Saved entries
-*-*-
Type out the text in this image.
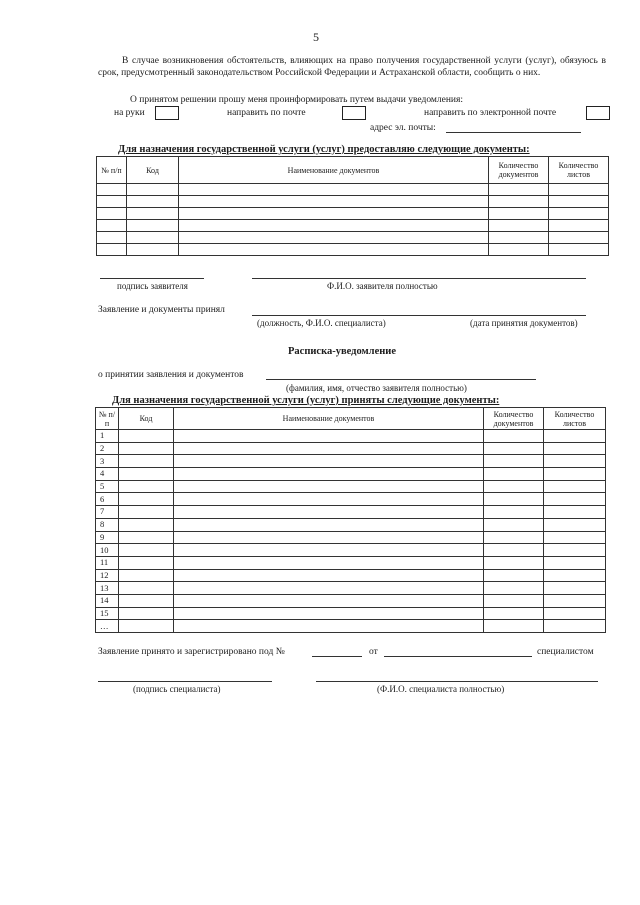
5
В случае возникновения обстоятельств, влияющих на право получения государственной услуги (услуг), обязуюсь в срок, предусмотренный законодательством Российской Федерации и Астраханской области, сообщить о них.
О принятом решении прошу меня проинформировать путем выдачи уведомления:
на руки	направить по почте	направить по электронной почте
адрес эл. почты:
Для назначения государственной услуги (услуг) предоставляю следующие документы:
№ п/п	Код	Наименование документов	Количество документов	Количество листов

подпись заявителя	Ф.И.О. заявителя полностью
Заявление и документы принял
(должность, Ф.И.О. специалиста)	(дата принятия документов)
Расписка-уведомление
о принятии заявления и документов
(фамилия, имя, отчество заявителя полностью)
Для назначения государственной услуги (услуг) приняты следующие документы:
№ п/п	Код	Наименование документов	Количество документов	Количество листов
1				
2				
3				
4				
5				
6				
7				
8				
9				
10				
11				
12				
13				
14				
15				
…				
Заявление принято и зарегистрировано под №	от	специалистом
(подпись специалиста)	(Ф.И.О. специалиста полностью)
-*-*-
Copy out each line that contains the word "государственной".

● **RESPONSE BELOW**:
В случае возникновения обстоятельств, влияющих на право получения государственной услуги (услуг), обязуюсь в срок, предусмотренный законодательством Российской Федерации и Астраханской области, сообщить о них.
Для назначения государственной услуги (услуг) предоставляю следующие документы:
Для назначения государственной услуги (услуг) приняты следующие документы:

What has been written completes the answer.